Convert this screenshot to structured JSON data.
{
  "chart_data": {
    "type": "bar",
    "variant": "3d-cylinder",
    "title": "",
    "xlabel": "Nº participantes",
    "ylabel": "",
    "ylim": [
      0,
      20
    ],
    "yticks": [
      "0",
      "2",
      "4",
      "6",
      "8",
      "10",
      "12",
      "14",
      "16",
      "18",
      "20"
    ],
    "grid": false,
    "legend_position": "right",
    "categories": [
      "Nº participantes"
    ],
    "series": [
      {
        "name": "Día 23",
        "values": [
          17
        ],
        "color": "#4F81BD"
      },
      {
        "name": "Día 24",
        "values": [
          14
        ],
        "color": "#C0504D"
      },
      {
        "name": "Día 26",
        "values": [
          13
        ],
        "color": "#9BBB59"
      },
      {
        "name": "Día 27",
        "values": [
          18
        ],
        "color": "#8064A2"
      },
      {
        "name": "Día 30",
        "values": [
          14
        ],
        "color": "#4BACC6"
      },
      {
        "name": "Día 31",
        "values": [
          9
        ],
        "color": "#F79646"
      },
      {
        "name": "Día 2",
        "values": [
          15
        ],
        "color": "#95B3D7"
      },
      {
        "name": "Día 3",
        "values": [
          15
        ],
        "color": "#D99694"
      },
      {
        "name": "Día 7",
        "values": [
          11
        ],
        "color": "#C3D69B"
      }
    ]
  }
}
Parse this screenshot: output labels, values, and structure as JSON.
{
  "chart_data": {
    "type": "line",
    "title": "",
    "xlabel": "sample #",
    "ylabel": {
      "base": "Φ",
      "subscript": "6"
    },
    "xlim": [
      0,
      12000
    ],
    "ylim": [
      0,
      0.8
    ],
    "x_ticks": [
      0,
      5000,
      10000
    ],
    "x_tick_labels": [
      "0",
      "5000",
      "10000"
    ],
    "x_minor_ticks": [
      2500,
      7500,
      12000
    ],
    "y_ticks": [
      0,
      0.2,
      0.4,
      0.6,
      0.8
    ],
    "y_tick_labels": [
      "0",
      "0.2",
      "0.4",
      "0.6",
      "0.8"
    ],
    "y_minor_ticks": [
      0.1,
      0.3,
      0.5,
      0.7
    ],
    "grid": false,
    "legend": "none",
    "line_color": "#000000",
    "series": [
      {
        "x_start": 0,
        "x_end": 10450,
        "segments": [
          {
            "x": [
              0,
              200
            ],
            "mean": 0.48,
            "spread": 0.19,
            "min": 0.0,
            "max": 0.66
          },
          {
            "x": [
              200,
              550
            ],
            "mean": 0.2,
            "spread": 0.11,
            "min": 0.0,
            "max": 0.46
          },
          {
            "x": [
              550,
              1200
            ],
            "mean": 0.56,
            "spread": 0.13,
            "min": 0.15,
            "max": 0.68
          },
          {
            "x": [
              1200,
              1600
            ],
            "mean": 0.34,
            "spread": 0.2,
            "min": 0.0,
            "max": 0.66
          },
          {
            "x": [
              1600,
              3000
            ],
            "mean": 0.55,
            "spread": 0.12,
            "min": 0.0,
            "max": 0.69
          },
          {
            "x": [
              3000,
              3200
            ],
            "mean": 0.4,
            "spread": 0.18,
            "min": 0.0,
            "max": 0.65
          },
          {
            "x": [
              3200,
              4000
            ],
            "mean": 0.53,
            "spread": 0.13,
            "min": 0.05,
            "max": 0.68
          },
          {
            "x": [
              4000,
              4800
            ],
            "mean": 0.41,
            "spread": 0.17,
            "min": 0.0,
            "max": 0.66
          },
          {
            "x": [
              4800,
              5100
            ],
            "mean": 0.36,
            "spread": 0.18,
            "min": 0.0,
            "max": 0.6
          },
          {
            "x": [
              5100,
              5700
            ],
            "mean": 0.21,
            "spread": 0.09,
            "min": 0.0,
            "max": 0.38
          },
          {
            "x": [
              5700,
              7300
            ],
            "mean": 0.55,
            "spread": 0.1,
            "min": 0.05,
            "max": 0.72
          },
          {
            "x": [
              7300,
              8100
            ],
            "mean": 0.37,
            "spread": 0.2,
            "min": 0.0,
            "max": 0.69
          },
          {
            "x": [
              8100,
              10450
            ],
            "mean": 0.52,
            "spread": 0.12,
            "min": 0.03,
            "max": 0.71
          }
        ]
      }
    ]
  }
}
◆ ◆ ◆
» **The problem**
Transcribe the records above exactly as they appear.

» **Reply to the exercise**
Convert this screenshot to structured JSON data.
{
  "chart_data": {
    "type": "bar",
    "variant": "3d-cylinder",
    "title": "",
    "xlabel": "Nº participantes",
    "ylabel": "",
    "ylim": [
      0,
      20
    ],
    "yticks": [
      "0",
      "2",
      "4",
      "6",
      "8",
      "10",
      "12",
      "14",
      "16",
      "18",
      "20"
    ],
    "grid": false,
    "legend_position": "right",
    "categories": [
      "Nº participantes"
    ],
    "series": [
      {
        "name": "Día 23",
        "values": [
          17
        ],
        "color": "#4F81BD"
      },
      {
        "name": "Día 24",
        "values": [
          14
        ],
        "color": "#C0504D"
      },
      {
        "name": "Día 26",
        "values": [
          13
        ],
        "color": "#9BBB59"
      },
      {
        "name": "Día 27",
        "values": [
          18
        ],
        "color": "#8064A2"
      },
      {
        "name": "Día 30",
        "values": [
          14
        ],
        "color": "#4BACC6"
      },
      {
        "name": "Día 31",
        "values": [
          9
        ],
        "color": "#F79646"
      },
      {
        "name": "Día 2",
        "values": [
          15
        ],
        "color": "#95B3D7"
      },
      {
        "name": "Día 3",
        "values": [
          15
        ],
        "color": "#D99694"
      },
      {
        "name": "Día 7",
        "values": [
          11
        ],
        "color": "#C3D69B"
      }
    ]
  }
}
Parse this screenshot: output labels, values, and structure as JSON.
{
  "chart_data": {
    "type": "line",
    "title": "",
    "xlabel": "sample #",
    "ylabel": {
      "base": "Φ",
      "subscript": "6"
    },
    "xlim": [
      0,
      12000
    ],
    "ylim": [
      0,
      0.8
    ],
    "x_ticks": [
      0,
      5000,
      10000
    ],
    "x_tick_labels": [
      "0",
      "5000",
      "10000"
    ],
    "x_minor_ticks": [
      2500,
      7500,
      12000
    ],
    "y_ticks": [
      0,
      0.2,
      0.4,
      0.6,
      0.8
    ],
    "y_tick_labels": [
      "0",
      "0.2",
      "0.4",
      "0.6",
      "0.8"
    ],
    "y_minor_ticks": [
      0.1,
      0.3,
      0.5,
      0.7
    ],
    "grid": false,
    "legend": "none",
    "line_color": "#000000",
    "series": [
      {
        "x_start": 0,
        "x_end": 10450,
        "segments": [
          {
            "x": [
              0,
              200
            ],
            "mean": 0.48,
            "spread": 0.19,
            "min": 0.0,
            "max": 0.66
          },
          {
            "x": [
              200,
              550
            ],
            "mean": 0.2,
            "spread": 0.11,
            "min": 0.0,
            "max": 0.46
          },
          {
            "x": [
              550,
              1200
            ],
            "mean": 0.56,
            "spread": 0.13,
            "min": 0.15,
            "max": 0.68
          },
          {
            "x": [
              1200,
              1600
            ],
            "mean": 0.34,
            "spread": 0.2,
            "min": 0.0,
            "max": 0.66
          },
          {
            "x": [
              1600,
              3000
            ],
            "mean": 0.55,
            "spread": 0.12,
            "min": 0.0,
            "max": 0.69
          },
          {
            "x": [
              3000,
              3200
            ],
            "mean": 0.4,
            "spread": 0.18,
            "min": 0.0,
            "max": 0.65
          },
          {
            "x": [
              3200,
              4000
            ],
            "mean": 0.53,
            "spread": 0.13,
            "min": 0.05,
            "max": 0.68
          },
          {
            "x": [
              4000,
              4800
            ],
            "mean": 0.41,
            "spread": 0.17,
            "min": 0.0,
            "max": 0.66
          },
          {
            "x": [
              4800,
              5100
            ],
            "mean": 0.36,
            "spread": 0.18,
            "min": 0.0,
            "max": 0.6
          },
          {
            "x": [
              5100,
              5700
            ],
            "mean": 0.21,
            "spread": 0.09,
            "min": 0.0,
            "max": 0.38
          },
          {
            "x": [
              5700,
              7300
            ],
            "mean": 0.55,
            "spread": 0.1,
            "min": 0.05,
            "max": 0.72
          },
          {
            "x": [
              7300,
              8100
            ],
            "mean": 0.37,
            "spread": 0.2,
            "min": 0.0,
            "max": 0.69
          },
          {
            "x": [
              8100,
              10450
            ],
            "mean": 0.52,
            "spread": 0.12,
            "min": 0.03,
            "max": 0.71
          }
        ]
      }
    ]
  }
}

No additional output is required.